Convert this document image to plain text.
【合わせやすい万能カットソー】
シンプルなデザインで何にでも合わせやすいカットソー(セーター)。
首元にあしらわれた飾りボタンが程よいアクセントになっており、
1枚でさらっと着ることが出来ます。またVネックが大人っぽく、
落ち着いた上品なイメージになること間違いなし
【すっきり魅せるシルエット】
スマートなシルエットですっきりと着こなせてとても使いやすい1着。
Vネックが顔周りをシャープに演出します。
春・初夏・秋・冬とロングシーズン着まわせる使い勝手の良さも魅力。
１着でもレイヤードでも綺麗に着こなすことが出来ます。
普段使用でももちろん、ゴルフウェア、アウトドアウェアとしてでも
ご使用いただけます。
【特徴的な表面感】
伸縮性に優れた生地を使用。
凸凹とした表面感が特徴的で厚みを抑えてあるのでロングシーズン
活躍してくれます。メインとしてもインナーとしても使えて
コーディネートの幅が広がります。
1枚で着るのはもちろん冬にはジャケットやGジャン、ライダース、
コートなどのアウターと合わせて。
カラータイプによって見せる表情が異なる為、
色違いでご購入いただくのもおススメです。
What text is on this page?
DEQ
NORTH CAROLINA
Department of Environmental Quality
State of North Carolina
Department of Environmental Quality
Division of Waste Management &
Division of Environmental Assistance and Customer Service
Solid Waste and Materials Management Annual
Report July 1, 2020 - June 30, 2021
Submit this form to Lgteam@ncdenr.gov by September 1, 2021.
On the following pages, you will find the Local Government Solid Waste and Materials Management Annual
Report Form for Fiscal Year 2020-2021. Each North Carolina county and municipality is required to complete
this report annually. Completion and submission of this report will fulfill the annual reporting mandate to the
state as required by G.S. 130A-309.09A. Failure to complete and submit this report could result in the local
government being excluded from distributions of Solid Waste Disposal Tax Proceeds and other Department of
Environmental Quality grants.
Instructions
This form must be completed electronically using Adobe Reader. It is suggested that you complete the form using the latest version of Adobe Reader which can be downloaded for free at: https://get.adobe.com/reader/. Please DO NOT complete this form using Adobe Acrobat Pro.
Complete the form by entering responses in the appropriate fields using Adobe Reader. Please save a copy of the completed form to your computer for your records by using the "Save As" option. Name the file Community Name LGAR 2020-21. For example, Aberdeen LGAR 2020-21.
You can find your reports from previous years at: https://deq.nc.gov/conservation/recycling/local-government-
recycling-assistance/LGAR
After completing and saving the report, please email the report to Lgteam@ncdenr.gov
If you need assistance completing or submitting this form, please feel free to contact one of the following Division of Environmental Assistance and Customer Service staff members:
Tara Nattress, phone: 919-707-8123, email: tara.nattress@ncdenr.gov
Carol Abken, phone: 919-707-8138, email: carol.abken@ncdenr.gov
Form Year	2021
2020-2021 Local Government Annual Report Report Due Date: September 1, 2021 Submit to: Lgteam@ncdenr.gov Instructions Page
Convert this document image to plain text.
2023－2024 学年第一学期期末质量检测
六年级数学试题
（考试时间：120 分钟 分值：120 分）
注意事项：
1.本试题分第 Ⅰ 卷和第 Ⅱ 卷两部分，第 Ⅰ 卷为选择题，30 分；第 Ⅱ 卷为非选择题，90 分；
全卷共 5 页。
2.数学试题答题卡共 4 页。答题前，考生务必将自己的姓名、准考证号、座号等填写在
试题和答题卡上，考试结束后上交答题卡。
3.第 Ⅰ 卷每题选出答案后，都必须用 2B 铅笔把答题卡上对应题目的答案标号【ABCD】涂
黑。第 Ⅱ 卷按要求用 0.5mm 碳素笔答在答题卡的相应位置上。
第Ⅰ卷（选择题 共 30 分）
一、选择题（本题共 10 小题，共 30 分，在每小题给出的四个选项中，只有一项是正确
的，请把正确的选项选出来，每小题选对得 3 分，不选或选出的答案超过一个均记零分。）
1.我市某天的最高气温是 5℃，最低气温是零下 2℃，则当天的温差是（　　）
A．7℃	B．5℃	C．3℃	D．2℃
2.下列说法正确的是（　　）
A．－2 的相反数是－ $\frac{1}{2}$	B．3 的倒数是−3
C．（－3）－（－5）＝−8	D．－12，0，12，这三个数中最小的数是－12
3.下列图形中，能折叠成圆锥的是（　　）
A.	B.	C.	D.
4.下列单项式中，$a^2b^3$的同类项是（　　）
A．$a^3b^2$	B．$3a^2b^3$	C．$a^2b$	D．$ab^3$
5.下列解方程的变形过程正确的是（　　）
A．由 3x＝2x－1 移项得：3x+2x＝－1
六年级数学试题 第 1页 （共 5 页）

▬▬▬

*What you are asked to do*: Scan the listing above. Gather each line that contains the word "Service".

*Exercise answer*:
Division of Environmental Assistance and Customer Service
If you need assistance completing or submitting this form, please feel free to contact one of the following Division of Environmental Assistance and Customer Service staff members:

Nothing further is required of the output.